» Given task
Quote all entries exactly, leaving pictures aside.

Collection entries
━━━━━━━━━━

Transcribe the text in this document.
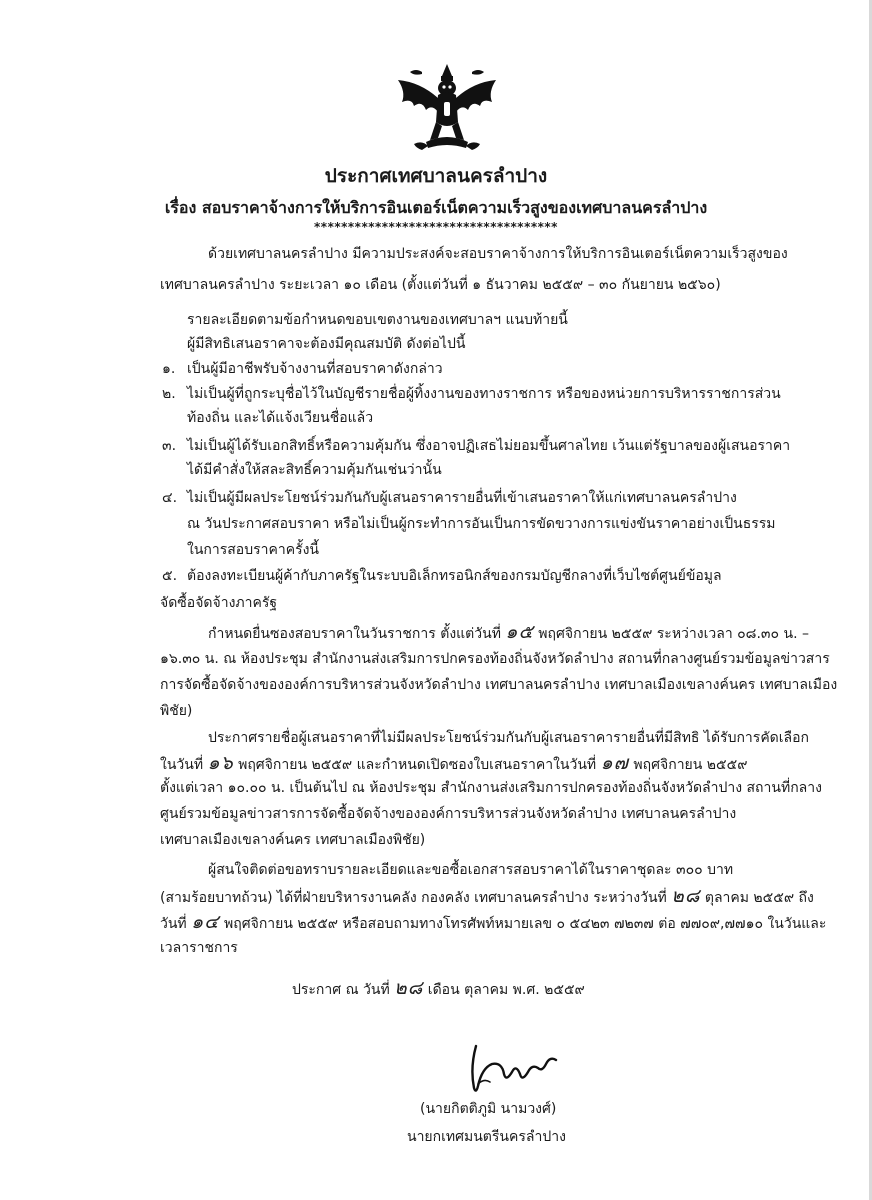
ประกาศเทศบาลนครลำปาง
เรื่อง สอบราคาจ้างการให้บริการอินเตอร์เน็ตความเร็วสูงของเทศบาลนครลำปาง
************************************
ด้วยเทศบาลนครลำปาง มีความประสงค์จะสอบราคาจ้างการให้บริการอินเตอร์เน็ตความเร็วสูงของ
เทศบาลนครลำปาง ระยะเวลา ๑๐ เดือน (ตั้งแต่วันที่ ๑ ธันวาคม ๒๕๕๙ – ๓๐ กันยายน ๒๕๖๐)
รายละเอียดตามข้อกำหนดขอบเขตงานของเทศบาลฯ แนบท้ายนี้
ผู้มีสิทธิเสนอราคาจะต้องมีคุณสมบัติ ดังต่อไปนี้
๑. เป็นผู้มีอาชีพรับจ้างงานที่สอบราคาดังกล่าว
๒. ไม่เป็นผู้ที่ถูกระบุชื่อไว้ในบัญชีรายชื่อผู้ทิ้งงานของทางราชการ หรือของหน่วยการบริหารราชการส่วน
ท้องถิ่น และได้แจ้งเวียนชื่อแล้ว
๓. ไม่เป็นผู้ได้รับเอกสิทธิ์หรือความคุ้มกัน ซึ่งอาจปฏิเสธไม่ยอมขึ้นศาลไทย เว้นแต่รัฐบาลของผู้เสนอราคา
ได้มีคำสั่งให้สละสิทธิ์ความคุ้มกันเช่นว่านั้น
๔. ไม่เป็นผู้มีผลประโยชน์ร่วมกันกับผู้เสนอราคารายอื่นที่เข้าเสนอราคาให้แก่เทศบาลนครลำปาง
ณ วันประกาศสอบราคา หรือไม่เป็นผู้กระทำการอันเป็นการขัดขวางการแข่งขันราคาอย่างเป็นธรรม
ในการสอบราคาครั้งนี้
๕. ต้องลงทะเบียนผู้ค้ากับภาครัฐในระบบอิเล็กทรอนิกส์ของกรมบัญชีกลางที่เว็บไซต์ศูนย์ข้อมูล
จัดซื้อจัดจ้างภาครัฐ
กำหนดยื่นซองสอบราคาในวันราชการ ตั้งแต่วันที่ ๑๕ พฤศจิกายน ๒๕๕๙ ระหว่างเวลา ๐๘.๓๐ น. –
๑๖.๓๐ น. ณ ห้องประชุม สำนักงานส่งเสริมการปกครองท้องถิ่นจังหวัดลำปาง สถานที่กลางศูนย์รวมข้อมูลข่าวสาร
การจัดซื้อจัดจ้างขององค์การบริหารส่วนจังหวัดลำปาง เทศบาลนครลำปาง เทศบาลเมืองเขลางค์นคร เทศบาลเมือง
พิชัย)
ประกาศรายชื่อผู้เสนอราคาที่ไม่มีผลประโยชน์ร่วมกันกับผู้เสนอราคารายอื่นที่มีสิทธิ ได้รับการคัดเลือก
ในวันที่ ๑๖ พฤศจิกายน ๒๕๕๙ และกำหนดเปิดซองใบเสนอราคาในวันที่ ๑๗ พฤศจิกายน ๒๕๕๙
ตั้งแต่เวลา ๑๐.๐๐ น. เป็นต้นไป ณ ห้องประชุม สำนักงานส่งเสริมการปกครองท้องถิ่นจังหวัดลำปาง สถานที่กลาง
ศูนย์รวมข้อมูลข่าวสารการจัดซื้อจัดจ้างขององค์การบริหารส่วนจังหวัดลำปาง เทศบาลนครลำปาง
เทศบาลเมืองเขลางค์นคร เทศบาลเมืองพิชัย)
ผู้สนใจติดต่อขอทราบรายละเอียดและขอซื้อเอกสารสอบราคาได้ในราคาชุดละ ๓๐๐ บาท
(สามร้อยบาทถ้วน) ได้ที่ฝ่ายบริหารงานคลัง กองคลัง เทศบาลนครลำปาง ระหว่างวันที่ ๒๘ ตุลาคม ๒๕๕๙ ถึง
วันที่ ๑๔ พฤศจิกายน ๒๕๕๙ หรือสอบถามทางโทรศัพท์หมายเลข ๐ ๕๔๒๓ ๗๒๓๗ ต่อ ๗๗๐๙,๗๗๑๐ ในวันและ
เวลาราชการ
ประกาศ ณ วันที่ ๒๘ เดือน ตุลาคม พ.ศ. ๒๕๕๙
(นายกิตติภูมิ นามวงศ์)
นายกเทศมนตรีนครลำปาง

━━━━━━━━━━

» Solution for this exercise
Transcribe the text in this document.
ประกาศเทศบาลนครลำปาง
เรื่อง สอบราคาจ้างการให้บริการอินเตอร์เน็ตความเร็วสูงของเทศบาลนครลำปาง
************************************
ด้วยเทศบาลนครลำปาง มีความประสงค์จะสอบราคาจ้างการให้บริการอินเตอร์เน็ตความเร็วสูงของ
เทศบาลนครลำปาง ระยะเวลา ๑๐ เดือน (ตั้งแต่วันที่ ๑ ธันวาคม ๒๕๕๙ – ๓๐ กันยายน ๒๕๖๐)
รายละเอียดตามข้อกำหนดขอบเขตงานของเทศบาลฯ แนบท้ายนี้
ผู้มีสิทธิเสนอราคาจะต้องมีคุณสมบัติ ดังต่อไปนี้
๑. เป็นผู้มีอาชีพรับจ้างงานที่สอบราคาดังกล่าว
๒. ไม่เป็นผู้ที่ถูกระบุชื่อไว้ในบัญชีรายชื่อผู้ทิ้งงานของทางราชการ หรือของหน่วยการบริหารราชการส่วน
ท้องถิ่น และได้แจ้งเวียนชื่อแล้ว
๓. ไม่เป็นผู้ได้รับเอกสิทธิ์หรือความคุ้มกัน ซึ่งอาจปฏิเสธไม่ยอมขึ้นศาลไทย เว้นแต่รัฐบาลของผู้เสนอราคา
ได้มีคำสั่งให้สละสิทธิ์ความคุ้มกันเช่นว่านั้น
๔. ไม่เป็นผู้มีผลประโยชน์ร่วมกันกับผู้เสนอราคารายอื่นที่เข้าเสนอราคาให้แก่เทศบาลนครลำปาง
ณ วันประกาศสอบราคา หรือไม่เป็นผู้กระทำการอันเป็นการขัดขวางการแข่งขันราคาอย่างเป็นธรรม
ในการสอบราคาครั้งนี้
๕. ต้องลงทะเบียนผู้ค้ากับภาครัฐในระบบอิเล็กทรอนิกส์ของกรมบัญชีกลางที่เว็บไซต์ศูนย์ข้อมูล
จัดซื้อจัดจ้างภาครัฐ
กำหนดยื่นซองสอบราคาในวันราชการ ตั้งแต่วันที่ ๑๕ พฤศจิกายน ๒๕๕๙ ระหว่างเวลา ๐๘.๓๐ น. –
๑๖.๓๐ น. ณ ห้องประชุม สำนักงานส่งเสริมการปกครองท้องถิ่นจังหวัดลำปาง สถานที่กลางศูนย์รวมข้อมูลข่าวสาร
การจัดซื้อจัดจ้างขององค์การบริหารส่วนจังหวัดลำปาง เทศบาลนครลำปาง เทศบาลเมืองเขลางค์นคร เทศบาลเมือง
พิชัย)
ประกาศรายชื่อผู้เสนอราคาที่ไม่มีผลประโยชน์ร่วมกันกับผู้เสนอราคารายอื่นที่มีสิทธิ ได้รับการคัดเลือก
ในวันที่ ๑๖ พฤศจิกายน ๒๕๕๙ และกำหนดเปิดซองใบเสนอราคาในวันที่ ๑๗ พฤศจิกายน ๒๕๕๙
ตั้งแต่เวลา ๑๐.๐๐ น. เป็นต้นไป ณ ห้องประชุม สำนักงานส่งเสริมการปกครองท้องถิ่นจังหวัดลำปาง สถานที่กลาง
ศูนย์รวมข้อมูลข่าวสารการจัดซื้อจัดจ้างขององค์การบริหารส่วนจังหวัดลำปาง เทศบาลนครลำปาง
เทศบาลเมืองเขลางค์นคร เทศบาลเมืองพิชัย)
ผู้สนใจติดต่อขอทราบรายละเอียดและขอซื้อเอกสารสอบราคาได้ในราคาชุดละ ๓๐๐ บาท
(สามร้อยบาทถ้วน) ได้ที่ฝ่ายบริหารงานคลัง กองคลัง เทศบาลนครลำปาง ระหว่างวันที่ ๒๘ ตุลาคม ๒๕๕๙ ถึง
วันที่ ๑๔ พฤศจิกายน ๒๕๕๙ หรือสอบถามทางโทรศัพท์หมายเลข ๐ ๕๔๒๓ ๗๒๓๗ ต่อ ๗๗๐๙,๗๗๑๐ ในวันและ
เวลาราชการ
ประกาศ ณ วันที่ ๒๘ เดือน ตุลาคม พ.ศ. ๒๕๕๙
(นายกิตติภูมิ นามวงศ์)
นายกเทศมนตรีนครลำปาง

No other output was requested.